* Problem details:
List each line holding the string "fees".

* Given entries:
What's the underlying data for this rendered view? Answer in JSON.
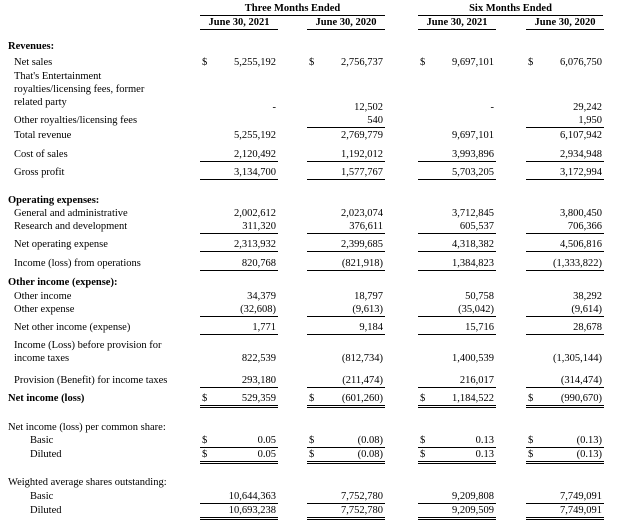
{
  "header": {
    "groups": [
      "Three Months Ended",
      "Six Months Ended"
    ],
    "columns": [
      "June 30, 2021",
      "June 30, 2020",
      "June 30, 2021",
      "June 30, 2020"
    ]
  },
  "rows": [
    {
      "label": "Revenues:"
    },
    {
      "label": "Net sales",
      "currency": [
        "$",
        "$",
        "$",
        "$"
      ],
      "values": [
        "5,255,192",
        "2,756,737",
        "9,697,101",
        "6,076,750"
      ]
    },
    {
      "label": "That's Entertainment royalties/licensing fees, former related party",
      "values": [
        "-",
        "12,502",
        "-",
        "29,242"
      ]
    },
    {
      "label": "Other royalties/licensing fees",
      "values": [
        null,
        "540",
        null,
        "1,950"
      ]
    },
    {
      "label": "Total revenue",
      "values": [
        "5,255,192",
        "2,769,779",
        "9,697,101",
        "6,107,942"
      ]
    },
    {
      "label": "Cost of sales",
      "values": [
        "2,120,492",
        "1,192,012",
        "3,993,896",
        "2,934,948"
      ]
    },
    {
      "label": "Gross profit",
      "values": [
        "3,134,700",
        "1,577,767",
        "5,703,205",
        "3,172,994"
      ]
    },
    {
      "label": "Operating expenses:"
    },
    {
      "label": "General and administrative",
      "values": [
        "2,002,612",
        "2,023,074",
        "3,712,845",
        "3,800,450"
      ]
    },
    {
      "label": "Research and development",
      "values": [
        "311,320",
        "376,611",
        "605,537",
        "706,366"
      ]
    },
    {
      "label": "Net operating expense",
      "values": [
        "2,313,932",
        "2,399,685",
        "4,318,382",
        "4,506,816"
      ]
    },
    {
      "label": "Income (loss) from operations",
      "values": [
        "820,768",
        "(821,918)",
        "1,384,823",
        "(1,333,822)"
      ]
    },
    {
      "label": "Other income (expense):"
    },
    {
      "label": "Other income",
      "values": [
        "34,379",
        "18,797",
        "50,758",
        "38,292"
      ]
    },
    {
      "label": "Other expense",
      "values": [
        "(32,608)",
        "(9,613)",
        "(35,042)",
        "(9,614)"
      ]
    },
    {
      "label": "Net other income (expense)",
      "values": [
        "1,771",
        "9,184",
        "15,716",
        "28,678"
      ]
    },
    {
      "label": "Income (Loss) before provision for income taxes",
      "values": [
        "822,539",
        "(812,734)",
        "1,400,539",
        "(1,305,144)"
      ]
    },
    {
      "label": "Provision (Benefit) for income taxes",
      "values": [
        "293,180",
        "(211,474)",
        "216,017",
        "(314,474)"
      ]
    },
    {
      "label": "Net income (loss)",
      "currency": [
        "$",
        "$",
        "$",
        "$"
      ],
      "values": [
        "529,359",
        "(601,260)",
        "1,184,522",
        "(990,670)"
      ]
    },
    {
      "label": "Net income (loss) per common share:"
    },
    {
      "label": "Basic",
      "currency": [
        "$",
        "$",
        "$",
        "$"
      ],
      "values": [
        "0.05",
        "(0.08)",
        "0.13",
        "(0.13)"
      ]
    },
    {
      "label": "Diluted",
      "currency": [
        "$",
        "$",
        "$",
        "$"
      ],
      "values": [
        "0.05",
        "(0.08)",
        "0.13",
        "(0.13)"
      ]
    },
    {
      "label": "Weighted average shares outstanding:"
    },
    {
      "label": "Basic",
      "values": [
        "10,644,363",
        "7,752,780",
        "9,209,808",
        "7,749,091"
      ]
    },
    {
      "label": "Diluted",
      "values": [
        "10,693,238",
        "7,752,780",
        "9,209,509",
        "7,749,091"
      ]
    }
  ]
}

* The solution:
      "label": "That's Entertainment royalties/licensing fees, former related party",
      "label": "Other royalties/licensing fees",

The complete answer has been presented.